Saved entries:

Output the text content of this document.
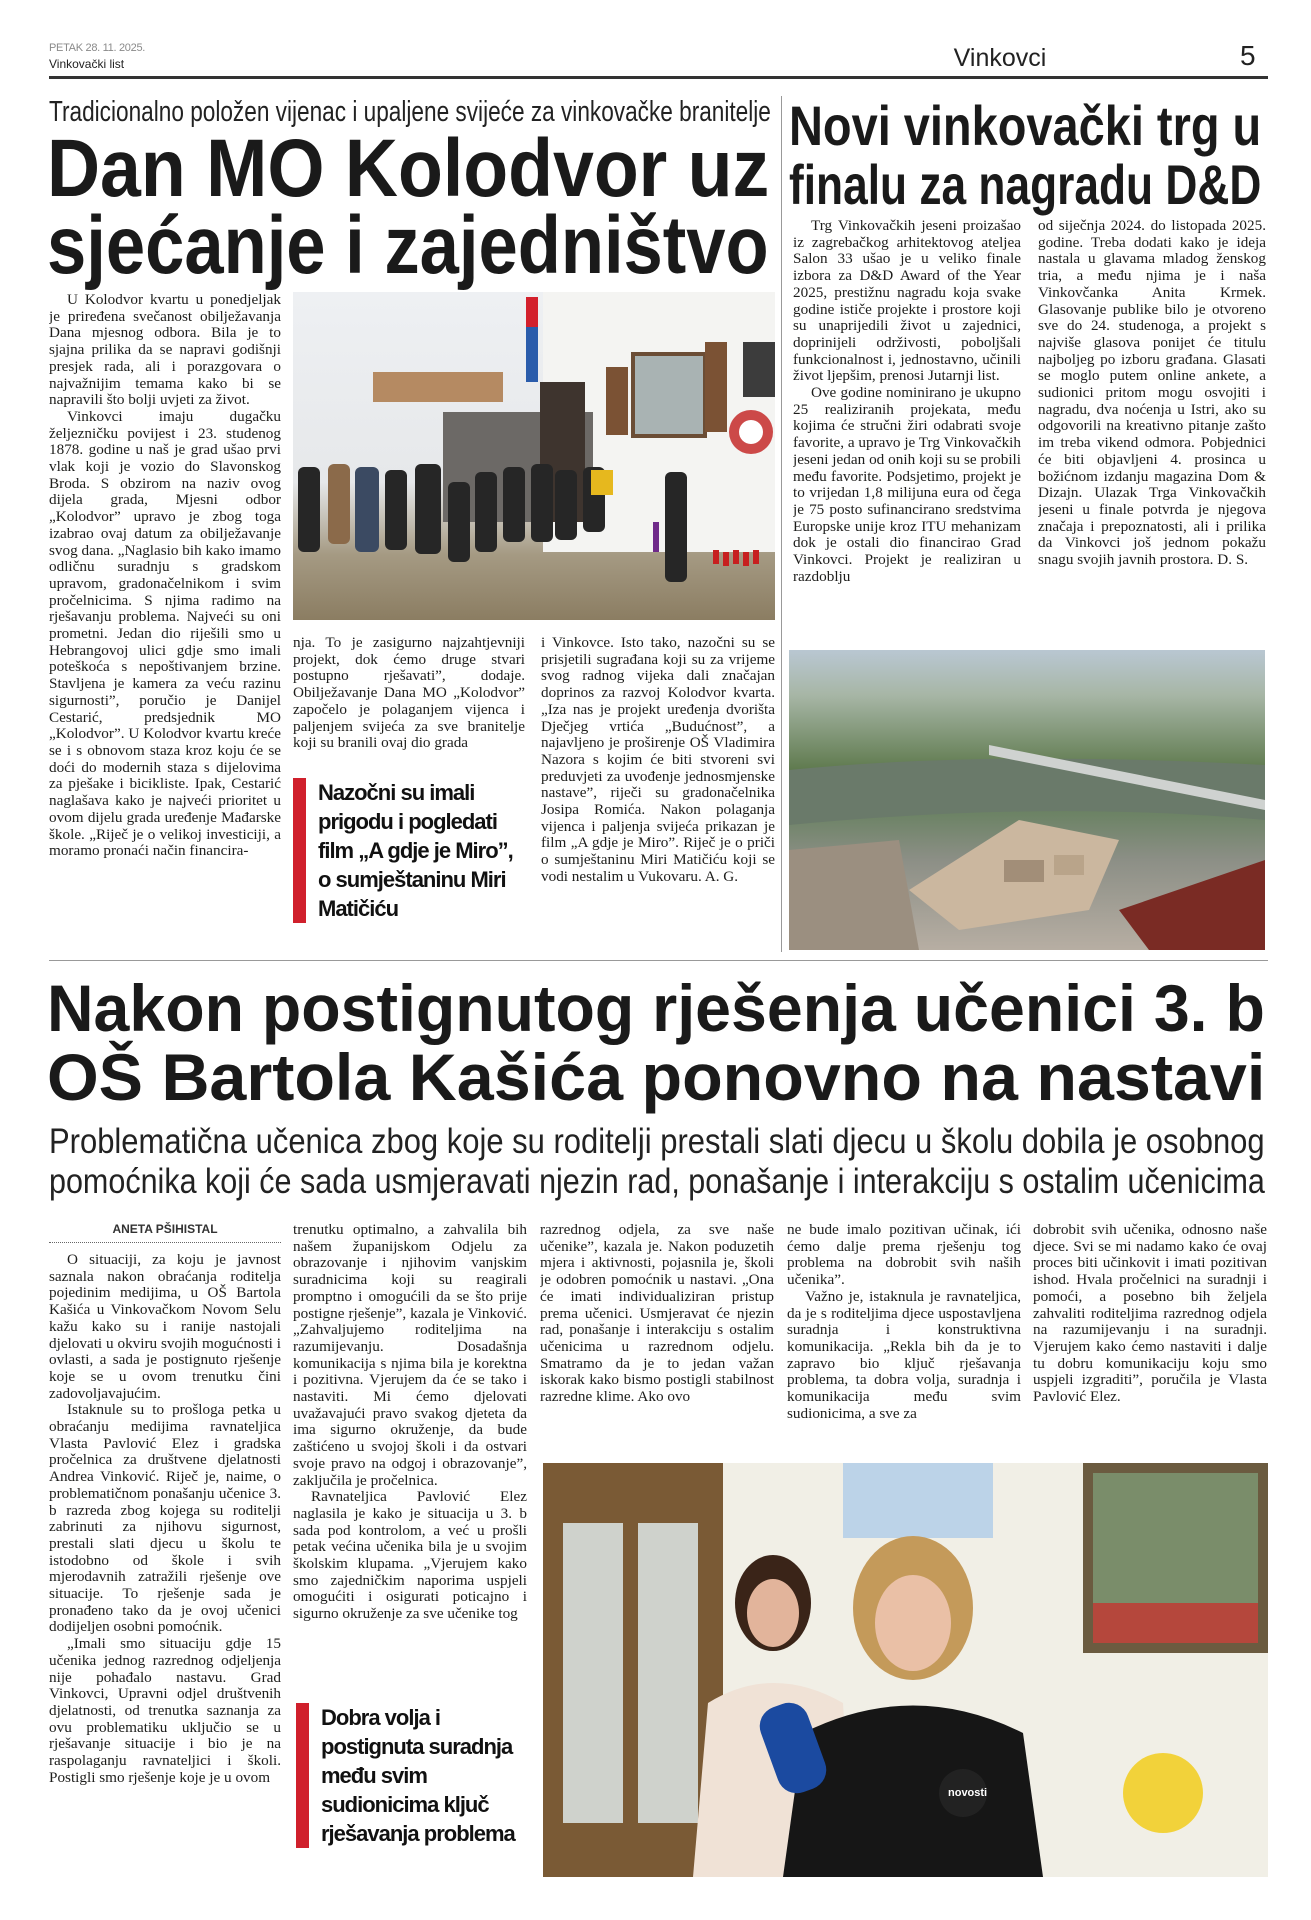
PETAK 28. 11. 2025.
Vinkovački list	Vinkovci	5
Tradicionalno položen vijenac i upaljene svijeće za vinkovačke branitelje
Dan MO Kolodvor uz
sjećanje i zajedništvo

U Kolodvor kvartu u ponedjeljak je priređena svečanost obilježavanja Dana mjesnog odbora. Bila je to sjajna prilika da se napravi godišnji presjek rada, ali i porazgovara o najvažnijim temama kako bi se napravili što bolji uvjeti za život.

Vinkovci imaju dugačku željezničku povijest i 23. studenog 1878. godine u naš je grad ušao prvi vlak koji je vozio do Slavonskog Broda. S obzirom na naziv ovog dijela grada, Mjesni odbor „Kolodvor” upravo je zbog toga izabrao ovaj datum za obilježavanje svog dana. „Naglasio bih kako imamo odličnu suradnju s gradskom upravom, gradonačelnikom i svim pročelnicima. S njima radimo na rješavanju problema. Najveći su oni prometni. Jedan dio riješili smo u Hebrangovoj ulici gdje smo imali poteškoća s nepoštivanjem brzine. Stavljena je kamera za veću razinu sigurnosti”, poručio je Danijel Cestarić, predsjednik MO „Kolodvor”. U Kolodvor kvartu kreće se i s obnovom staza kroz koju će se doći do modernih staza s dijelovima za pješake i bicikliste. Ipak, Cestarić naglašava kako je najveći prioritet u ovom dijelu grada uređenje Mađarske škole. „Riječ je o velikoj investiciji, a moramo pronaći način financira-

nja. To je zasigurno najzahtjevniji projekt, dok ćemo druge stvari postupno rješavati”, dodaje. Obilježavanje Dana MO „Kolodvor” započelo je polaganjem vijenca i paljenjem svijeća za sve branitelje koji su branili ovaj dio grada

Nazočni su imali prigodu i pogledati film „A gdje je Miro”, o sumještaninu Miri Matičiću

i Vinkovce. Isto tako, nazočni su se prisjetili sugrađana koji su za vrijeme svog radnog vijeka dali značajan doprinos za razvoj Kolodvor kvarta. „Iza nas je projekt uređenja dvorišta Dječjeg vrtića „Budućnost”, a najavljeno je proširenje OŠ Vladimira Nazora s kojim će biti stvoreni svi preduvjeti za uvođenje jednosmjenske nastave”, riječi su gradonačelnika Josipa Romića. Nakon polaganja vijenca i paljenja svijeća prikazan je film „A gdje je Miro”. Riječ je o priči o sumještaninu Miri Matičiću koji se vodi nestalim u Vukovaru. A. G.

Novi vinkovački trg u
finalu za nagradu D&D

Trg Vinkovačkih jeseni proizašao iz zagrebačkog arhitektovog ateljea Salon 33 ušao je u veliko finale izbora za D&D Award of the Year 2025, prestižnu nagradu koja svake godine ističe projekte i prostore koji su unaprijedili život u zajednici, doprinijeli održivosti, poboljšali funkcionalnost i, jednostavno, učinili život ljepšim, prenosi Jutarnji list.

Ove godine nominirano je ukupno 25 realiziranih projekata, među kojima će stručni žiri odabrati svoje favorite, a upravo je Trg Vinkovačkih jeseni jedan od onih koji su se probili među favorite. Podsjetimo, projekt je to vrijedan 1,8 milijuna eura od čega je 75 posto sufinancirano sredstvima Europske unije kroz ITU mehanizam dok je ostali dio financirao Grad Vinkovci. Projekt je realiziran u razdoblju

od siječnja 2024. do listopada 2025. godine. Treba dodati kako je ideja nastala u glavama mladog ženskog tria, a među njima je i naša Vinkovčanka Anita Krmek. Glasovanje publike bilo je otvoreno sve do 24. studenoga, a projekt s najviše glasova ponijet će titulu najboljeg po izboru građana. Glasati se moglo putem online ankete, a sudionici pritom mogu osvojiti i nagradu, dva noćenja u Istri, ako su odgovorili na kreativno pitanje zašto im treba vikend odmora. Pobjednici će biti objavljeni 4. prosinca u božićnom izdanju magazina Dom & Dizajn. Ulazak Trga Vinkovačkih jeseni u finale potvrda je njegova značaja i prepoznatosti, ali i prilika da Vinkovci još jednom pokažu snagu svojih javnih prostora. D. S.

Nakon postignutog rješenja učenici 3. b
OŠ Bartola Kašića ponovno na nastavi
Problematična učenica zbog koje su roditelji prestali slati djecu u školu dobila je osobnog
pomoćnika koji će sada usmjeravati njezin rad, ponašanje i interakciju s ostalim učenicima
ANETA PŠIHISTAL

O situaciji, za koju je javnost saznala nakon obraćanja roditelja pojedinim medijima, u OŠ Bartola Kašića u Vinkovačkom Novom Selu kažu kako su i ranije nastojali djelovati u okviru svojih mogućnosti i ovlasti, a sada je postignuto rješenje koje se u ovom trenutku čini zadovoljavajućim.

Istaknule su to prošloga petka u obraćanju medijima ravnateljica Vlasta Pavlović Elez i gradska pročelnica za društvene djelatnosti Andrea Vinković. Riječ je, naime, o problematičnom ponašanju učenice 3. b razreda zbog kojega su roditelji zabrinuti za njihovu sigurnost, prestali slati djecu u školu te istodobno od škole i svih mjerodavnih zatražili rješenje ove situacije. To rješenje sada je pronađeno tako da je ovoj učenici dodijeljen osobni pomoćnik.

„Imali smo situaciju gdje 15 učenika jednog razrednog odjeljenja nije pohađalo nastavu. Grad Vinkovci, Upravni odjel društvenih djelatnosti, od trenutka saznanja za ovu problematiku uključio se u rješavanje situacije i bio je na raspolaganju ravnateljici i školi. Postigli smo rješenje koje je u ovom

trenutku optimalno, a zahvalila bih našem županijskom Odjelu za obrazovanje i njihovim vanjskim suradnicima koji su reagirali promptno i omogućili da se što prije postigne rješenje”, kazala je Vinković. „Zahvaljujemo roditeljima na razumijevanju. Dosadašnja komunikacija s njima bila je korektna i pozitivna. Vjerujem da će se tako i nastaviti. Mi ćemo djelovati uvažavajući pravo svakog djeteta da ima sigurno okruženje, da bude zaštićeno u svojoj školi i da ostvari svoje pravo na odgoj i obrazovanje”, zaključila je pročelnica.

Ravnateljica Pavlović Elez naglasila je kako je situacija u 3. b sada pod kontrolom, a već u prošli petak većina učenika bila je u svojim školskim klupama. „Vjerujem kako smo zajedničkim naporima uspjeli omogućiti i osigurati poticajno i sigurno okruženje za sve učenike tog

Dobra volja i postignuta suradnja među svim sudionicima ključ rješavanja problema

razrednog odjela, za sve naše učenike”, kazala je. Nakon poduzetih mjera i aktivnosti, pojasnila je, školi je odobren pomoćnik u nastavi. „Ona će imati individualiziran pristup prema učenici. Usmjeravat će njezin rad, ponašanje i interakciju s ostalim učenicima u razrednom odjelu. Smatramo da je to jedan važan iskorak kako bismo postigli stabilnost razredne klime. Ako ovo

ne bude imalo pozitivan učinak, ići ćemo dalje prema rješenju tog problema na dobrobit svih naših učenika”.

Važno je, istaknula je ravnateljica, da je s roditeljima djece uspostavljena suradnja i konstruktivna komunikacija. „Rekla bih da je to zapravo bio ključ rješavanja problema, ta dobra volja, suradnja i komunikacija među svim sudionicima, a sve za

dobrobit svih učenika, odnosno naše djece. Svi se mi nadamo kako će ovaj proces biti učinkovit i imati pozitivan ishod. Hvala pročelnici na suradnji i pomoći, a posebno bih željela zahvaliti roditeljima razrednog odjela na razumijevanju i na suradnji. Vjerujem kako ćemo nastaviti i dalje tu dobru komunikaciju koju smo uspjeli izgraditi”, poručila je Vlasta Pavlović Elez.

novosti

_Task objective_: Transcribe the whole listing, character for character, but not its images.

_Result for this exercise_:
Output the text content of this document.
PETAK 28. 11. 2025.
Vinkovački list	Vinkovci	5
Tradicionalno položen vijenac i upaljene svijeće za vinkovačke branitelje
Dan MO Kolodvor uz
sjećanje i zajedništvo

U Kolodvor kvartu u ponedjeljak je priređena svečanost obilježavanja Dana mjesnog odbora. Bila je to sjajna prilika da se napravi godišnji presjek rada, ali i porazgovara o najvažnijim temama kako bi se napravili što bolji uvjeti za život.

Vinkovci imaju dugačku željezničku povijest i 23. studenog 1878. godine u naš je grad ušao prvi vlak koji je vozio do Slavonskog Broda. S obzirom na naziv ovog dijela grada, Mjesni odbor „Kolodvor” upravo je zbog toga izabrao ovaj datum za obilježavanje svog dana. „Naglasio bih kako imamo odličnu suradnju s gradskom upravom, gradonačelnikom i svim pročelnicima. S njima radimo na rješavanju problema. Najveći su oni prometni. Jedan dio riješili smo u Hebrangovoj ulici gdje smo imali poteškoća s nepoštivanjem brzine. Stavljena je kamera za veću razinu sigurnosti”, poručio je Danijel Cestarić, predsjednik MO „Kolodvor”. U Kolodvor kvartu kreće se i s obnovom staza kroz koju će se doći do modernih staza s dijelovima za pješake i bicikliste. Ipak, Cestarić naglašava kako je najveći prioritet u ovom dijelu grada uređenje Mađarske škole. „Riječ je o velikoj investiciji, a moramo pronaći način financira-

nja. To je zasigurno najzahtjevniji projekt, dok ćemo druge stvari postupno rješavati”, dodaje. Obilježavanje Dana MO „Kolodvor” započelo je polaganjem vijenca i paljenjem svijeća za sve branitelje koji su branili ovaj dio grada

Nazočni su imali prigodu i pogledati film „A gdje je Miro”, o sumještaninu Miri Matičiću

i Vinkovce. Isto tako, nazočni su se prisjetili sugrađana koji su za vrijeme svog radnog vijeka dali značajan doprinos za razvoj Kolodvor kvarta. „Iza nas je projekt uređenja dvorišta Dječjeg vrtića „Budućnost”, a najavljeno je proširenje OŠ Vladimira Nazora s kojim će biti stvoreni svi preduvjeti za uvođenje jednosmjenske nastave”, riječi su gradonačelnika Josipa Romića. Nakon polaganja vijenca i paljenja svijeća prikazan je film „A gdje je Miro”. Riječ je o priči o sumještaninu Miri Matičiću koji se vodi nestalim u Vukovaru. A. G.

Novi vinkovački trg u
finalu za nagradu D&D

Trg Vinkovačkih jeseni proizašao iz zagrebačkog arhitektovog ateljea Salon 33 ušao je u veliko finale izbora za D&D Award of the Year 2025, prestižnu nagradu koja svake godine ističe projekte i prostore koji su unaprijedili život u zajednici, doprinijeli održivosti, poboljšali funkcionalnost i, jednostavno, učinili život ljepšim, prenosi Jutarnji list.

Ove godine nominirano je ukupno 25 realiziranih projekata, među kojima će stručni žiri odabrati svoje favorite, a upravo je Trg Vinkovačkih jeseni jedan od onih koji su se probili među favorite. Podsjetimo, projekt je to vrijedan 1,8 milijuna eura od čega je 75 posto sufinancirano sredstvima Europske unije kroz ITU mehanizam dok je ostali dio financirao Grad Vinkovci. Projekt je realiziran u razdoblju

od siječnja 2024. do listopada 2025. godine. Treba dodati kako je ideja nastala u glavama mladog ženskog tria, a među njima je i naša Vinkovčanka Anita Krmek. Glasovanje publike bilo je otvoreno sve do 24. studenoga, a projekt s najviše glasova ponijet će titulu najboljeg po izboru građana. Glasati se moglo putem online ankete, a sudionici pritom mogu osvojiti i nagradu, dva noćenja u Istri, ako su odgovorili na kreativno pitanje zašto im treba vikend odmora. Pobjednici će biti objavljeni 4. prosinca u božićnom izdanju magazina Dom & Dizajn. Ulazak Trga Vinkovačkih jeseni u finale potvrda je njegova značaja i prepoznatosti, ali i prilika da Vinkovci još jednom pokažu snagu svojih javnih prostora. D. S.

Nakon postignutog rješenja učenici 3. b
OŠ Bartola Kašića ponovno na nastavi
Problematična učenica zbog koje su roditelji prestali slati djecu u školu dobila je osobnog
pomoćnika koji će sada usmjeravati njezin rad, ponašanje i interakciju s ostalim učenicima
ANETA PŠIHISTAL

O situaciji, za koju je javnost saznala nakon obraćanja roditelja pojedinim medijima, u OŠ Bartola Kašića u Vinkovačkom Novom Selu kažu kako su i ranije nastojali djelovati u okviru svojih mogućnosti i ovlasti, a sada je postignuto rješenje koje se u ovom trenutku čini zadovoljavajućim.

Istaknule su to prošloga petka u obraćanju medijima ravnateljica Vlasta Pavlović Elez i gradska pročelnica za društvene djelatnosti Andrea Vinković. Riječ je, naime, o problematičnom ponašanju učenice 3. b razreda zbog kojega su roditelji zabrinuti za njihovu sigurnost, prestali slati djecu u školu te istodobno od škole i svih mjerodavnih zatražili rješenje ove situacije. To rješenje sada je pronađeno tako da je ovoj učenici dodijeljen osobni pomoćnik.

„Imali smo situaciju gdje 15 učenika jednog razrednog odjeljenja nije pohađalo nastavu. Grad Vinkovci, Upravni odjel društvenih djelatnosti, od trenutka saznanja za ovu problematiku uključio se u rješavanje situacije i bio je na raspolaganju ravnateljici i školi. Postigli smo rješenje koje je u ovom

trenutku optimalno, a zahvalila bih našem županijskom Odjelu za obrazovanje i njihovim vanjskim suradnicima koji su reagirali promptno i omogućili da se što prije postigne rješenje”, kazala je Vinković. „Zahvaljujemo roditeljima na razumijevanju. Dosadašnja komunikacija s njima bila je korektna i pozitivna. Vjerujem da će se tako i nastaviti. Mi ćemo djelovati uvažavajući pravo svakog djeteta da ima sigurno okruženje, da bude zaštićeno u svojoj školi i da ostvari svoje pravo na odgoj i obrazovanje”, zaključila je pročelnica.

Ravnateljica Pavlović Elez naglasila je kako je situacija u 3. b sada pod kontrolom, a već u prošli petak većina učenika bila je u svojim školskim klupama. „Vjerujem kako smo zajedničkim naporima uspjeli omogućiti i osigurati poticajno i sigurno okruženje za sve učenike tog

Dobra volja i postignuta suradnja među svim sudionicima ključ rješavanja problema

razrednog odjela, za sve naše učenike”, kazala je. Nakon poduzetih mjera i aktivnosti, pojasnila je, školi je odobren pomoćnik u nastavi. „Ona će imati individualiziran pristup prema učenici. Usmjeravat će njezin rad, ponašanje i interakciju s ostalim učenicima u razrednom odjelu. Smatramo da je to jedan važan iskorak kako bismo postigli stabilnost razredne klime. Ako ovo

ne bude imalo pozitivan učinak, ići ćemo dalje prema rješenju tog problema na dobrobit svih naših učenika”.

Važno je, istaknula je ravnateljica, da je s roditeljima djece uspostavljena suradnja i konstruktivna komunikacija. „Rekla bih da je to zapravo bio ključ rješavanja problema, ta dobra volja, suradnja i komunikacija među svim sudionicima, a sve za

dobrobit svih učenika, odnosno naše djece. Svi se mi nadamo kako će ovaj proces biti učinkovit i imati pozitivan ishod. Hvala pročelnici na suradnji i pomoći, a posebno bih željela zahvaliti roditeljima razrednog odjela na razumijevanju i na suradnji. Vjerujem kako ćemo nastaviti i dalje tu dobru komunikaciju koju smo uspjeli izgraditi”, poručila je Vlasta Pavlović Elez.

novosti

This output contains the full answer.